Transcribe the entries below exactly; leave every image out.
§
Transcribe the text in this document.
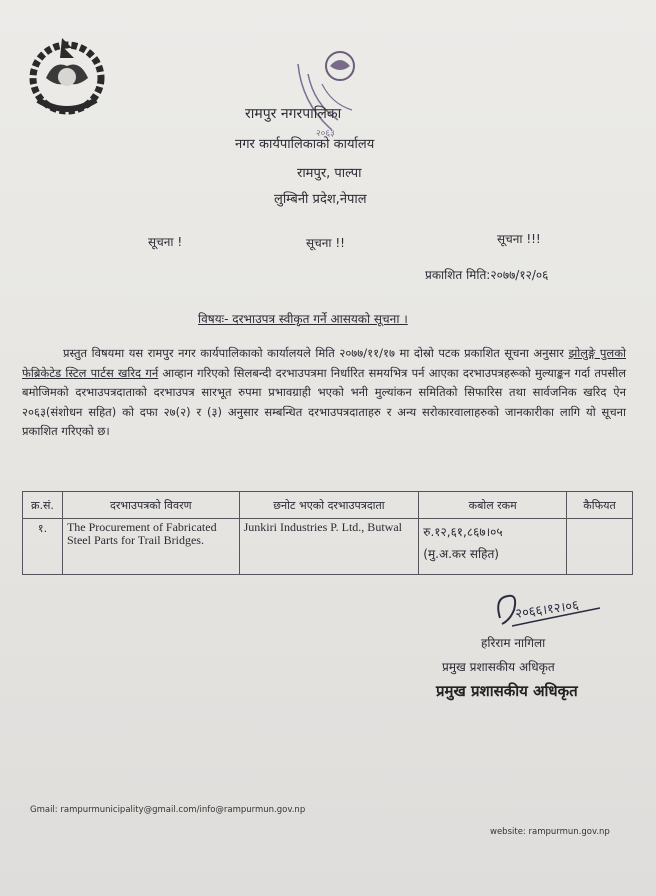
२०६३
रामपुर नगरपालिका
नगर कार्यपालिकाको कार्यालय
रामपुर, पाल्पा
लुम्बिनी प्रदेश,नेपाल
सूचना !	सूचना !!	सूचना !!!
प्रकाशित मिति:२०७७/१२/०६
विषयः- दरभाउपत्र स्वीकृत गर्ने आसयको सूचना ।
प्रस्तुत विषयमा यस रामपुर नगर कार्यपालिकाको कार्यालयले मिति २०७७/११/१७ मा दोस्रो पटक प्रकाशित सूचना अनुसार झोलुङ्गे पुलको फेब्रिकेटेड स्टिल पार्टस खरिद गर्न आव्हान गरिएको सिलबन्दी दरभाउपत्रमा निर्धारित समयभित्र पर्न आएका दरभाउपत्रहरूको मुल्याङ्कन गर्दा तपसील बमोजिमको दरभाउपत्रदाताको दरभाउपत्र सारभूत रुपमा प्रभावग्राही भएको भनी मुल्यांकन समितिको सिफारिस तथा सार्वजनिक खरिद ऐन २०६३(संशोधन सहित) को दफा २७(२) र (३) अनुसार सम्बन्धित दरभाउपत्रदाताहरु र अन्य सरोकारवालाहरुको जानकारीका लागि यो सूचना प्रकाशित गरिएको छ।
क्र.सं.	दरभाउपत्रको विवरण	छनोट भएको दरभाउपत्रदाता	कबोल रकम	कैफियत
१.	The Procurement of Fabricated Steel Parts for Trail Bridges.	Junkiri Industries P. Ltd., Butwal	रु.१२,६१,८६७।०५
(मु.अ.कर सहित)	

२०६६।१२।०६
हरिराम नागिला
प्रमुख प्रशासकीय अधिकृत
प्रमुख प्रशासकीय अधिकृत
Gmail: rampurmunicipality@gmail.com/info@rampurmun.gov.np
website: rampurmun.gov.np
§
### [Output below]
Transcribe the text in this document.
२०६३
रामपुर नगरपालिका
नगर कार्यपालिकाको कार्यालय
रामपुर, पाल्पा
लुम्बिनी प्रदेश,नेपाल
सूचना !	सूचना !!	सूचना !!!
प्रकाशित मिति:२०७७/१२/०६
विषयः- दरभाउपत्र स्वीकृत गर्ने आसयको सूचना ।
प्रस्तुत विषयमा यस रामपुर नगर कार्यपालिकाको कार्यालयले मिति २०७७/११/१७ मा दोस्रो पटक प्रकाशित सूचना अनुसार झोलुङ्गे पुलको फेब्रिकेटेड स्टिल पार्टस खरिद गर्न आव्हान गरिएको सिलबन्दी दरभाउपत्रमा निर्धारित समयभित्र पर्न आएका दरभाउपत्रहरूको मुल्याङ्कन गर्दा तपसील बमोजिमको दरभाउपत्रदाताको दरभाउपत्र सारभूत रुपमा प्रभावग्राही भएको भनी मुल्यांकन समितिको सिफारिस तथा सार्वजनिक खरिद ऐन २०६३(संशोधन सहित) को दफा २७(२) र (३) अनुसार सम्बन्धित दरभाउपत्रदाताहरु र अन्य सरोकारवालाहरुको जानकारीका लागि यो सूचना प्रकाशित गरिएको छ।
क्र.सं.	दरभाउपत्रको विवरण	छनोट भएको दरभाउपत्रदाता	कबोल रकम	कैफियत
१.	The Procurement of Fabricated Steel Parts for Trail Bridges.	Junkiri Industries P. Ltd., Butwal	रु.१२,६१,८६७।०५
(मु.अ.कर सहित)	

२०६६।१२।०६
हरिराम नागिला
प्रमुख प्रशासकीय अधिकृत
प्रमुख प्रशासकीय अधिकृत
Gmail: rampurmunicipality@gmail.com/info@rampurmun.gov.np
website: rampurmun.gov.np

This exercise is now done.